··· DATA SHOWN ···
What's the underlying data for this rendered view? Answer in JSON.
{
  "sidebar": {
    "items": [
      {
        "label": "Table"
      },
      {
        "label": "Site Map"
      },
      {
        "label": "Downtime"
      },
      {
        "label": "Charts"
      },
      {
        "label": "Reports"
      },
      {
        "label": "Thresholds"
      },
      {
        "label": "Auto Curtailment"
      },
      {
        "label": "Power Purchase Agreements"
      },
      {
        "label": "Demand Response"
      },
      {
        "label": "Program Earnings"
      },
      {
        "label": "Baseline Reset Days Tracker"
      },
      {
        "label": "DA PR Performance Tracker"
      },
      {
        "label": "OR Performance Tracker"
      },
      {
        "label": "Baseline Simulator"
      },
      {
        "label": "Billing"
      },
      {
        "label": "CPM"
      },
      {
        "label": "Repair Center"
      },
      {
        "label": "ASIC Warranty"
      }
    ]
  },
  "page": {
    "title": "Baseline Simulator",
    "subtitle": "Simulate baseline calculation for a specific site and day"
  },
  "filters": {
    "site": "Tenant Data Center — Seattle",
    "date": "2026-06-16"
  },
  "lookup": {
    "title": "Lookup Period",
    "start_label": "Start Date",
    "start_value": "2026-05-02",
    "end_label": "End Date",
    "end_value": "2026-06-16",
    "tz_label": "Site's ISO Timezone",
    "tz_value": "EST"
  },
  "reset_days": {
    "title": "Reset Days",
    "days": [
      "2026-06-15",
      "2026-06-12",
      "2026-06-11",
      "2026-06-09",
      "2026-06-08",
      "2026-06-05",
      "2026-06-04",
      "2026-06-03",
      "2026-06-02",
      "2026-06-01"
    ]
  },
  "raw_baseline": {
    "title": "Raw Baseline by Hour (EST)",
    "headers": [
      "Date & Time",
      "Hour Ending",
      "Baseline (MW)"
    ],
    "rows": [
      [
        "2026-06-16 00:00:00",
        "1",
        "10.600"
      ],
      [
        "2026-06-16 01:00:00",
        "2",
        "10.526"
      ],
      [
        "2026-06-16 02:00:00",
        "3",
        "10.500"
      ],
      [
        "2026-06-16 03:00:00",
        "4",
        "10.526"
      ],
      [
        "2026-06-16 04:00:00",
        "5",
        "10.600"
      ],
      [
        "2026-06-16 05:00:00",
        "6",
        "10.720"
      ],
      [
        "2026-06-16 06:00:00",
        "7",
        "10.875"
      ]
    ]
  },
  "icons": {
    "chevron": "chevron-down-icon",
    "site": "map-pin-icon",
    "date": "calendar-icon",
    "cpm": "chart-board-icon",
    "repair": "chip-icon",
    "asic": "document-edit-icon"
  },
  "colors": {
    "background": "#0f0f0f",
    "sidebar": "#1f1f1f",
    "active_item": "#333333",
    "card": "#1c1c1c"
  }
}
···
**YOUR OBJECTIVE**
Reproduce every line above without error.

**TASK RESPONSE**
What's the underlying data for this rendered view? Answer in JSON.
{
  "sidebar": {
    "items": [
      {
        "label": "Table"
      },
      {
        "label": "Site Map"
      },
      {
        "label": "Downtime"
      },
      {
        "label": "Charts"
      },
      {
        "label": "Reports"
      },
      {
        "label": "Thresholds"
      },
      {
        "label": "Auto Curtailment"
      },
      {
        "label": "Power Purchase Agreements"
      },
      {
        "label": "Demand Response"
      },
      {
        "label": "Program Earnings"
      },
      {
        "label": "Baseline Reset Days Tracker"
      },
      {
        "label": "DA PR Performance Tracker"
      },
      {
        "label": "OR Performance Tracker"
      },
      {
        "label": "Baseline Simulator"
      },
      {
        "label": "Billing"
      },
      {
        "label": "CPM"
      },
      {
        "label": "Repair Center"
      },
      {
        "label": "ASIC Warranty"
      }
    ]
  },
  "page": {
    "title": "Baseline Simulator",
    "subtitle": "Simulate baseline calculation for a specific site and day"
  },
  "filters": {
    "site": "Tenant Data Center — Seattle",
    "date": "2026-06-16"
  },
  "lookup": {
    "title": "Lookup Period",
    "start_label": "Start Date",
    "start_value": "2026-05-02",
    "end_label": "End Date",
    "end_value": "2026-06-16",
    "tz_label": "Site's ISO Timezone",
    "tz_value": "EST"
  },
  "reset_days": {
    "title": "Reset Days",
    "days": [
      "2026-06-15",
      "2026-06-12",
      "2026-06-11",
      "2026-06-09",
      "2026-06-08",
      "2026-06-05",
      "2026-06-04",
      "2026-06-03",
      "2026-06-02",
      "2026-06-01"
    ]
  },
  "raw_baseline": {
    "title": "Raw Baseline by Hour (EST)",
    "headers": [
      "Date & Time",
      "Hour Ending",
      "Baseline (MW)"
    ],
    "rows": [
      [
        "2026-06-16 00:00:00",
        "1",
        "10.600"
      ],
      [
        "2026-06-16 01:00:00",
        "2",
        "10.526"
      ],
      [
        "2026-06-16 02:00:00",
        "3",
        "10.500"
      ],
      [
        "2026-06-16 03:00:00",
        "4",
        "10.526"
      ],
      [
        "2026-06-16 04:00:00",
        "5",
        "10.600"
      ],
      [
        "2026-06-16 05:00:00",
        "6",
        "10.720"
      ],
      [
        "2026-06-16 06:00:00",
        "7",
        "10.875"
      ]
    ]
  },
  "icons": {
    "chevron": "chevron-down-icon",
    "site": "map-pin-icon",
    "date": "calendar-icon",
    "cpm": "chart-board-icon",
    "repair": "chip-icon",
    "asic": "document-edit-icon"
  },
  "colors": {
    "background": "#0f0f0f",
    "sidebar": "#1f1f1f",
    "active_item": "#333333",
    "card": "#1c1c1c"
  }
}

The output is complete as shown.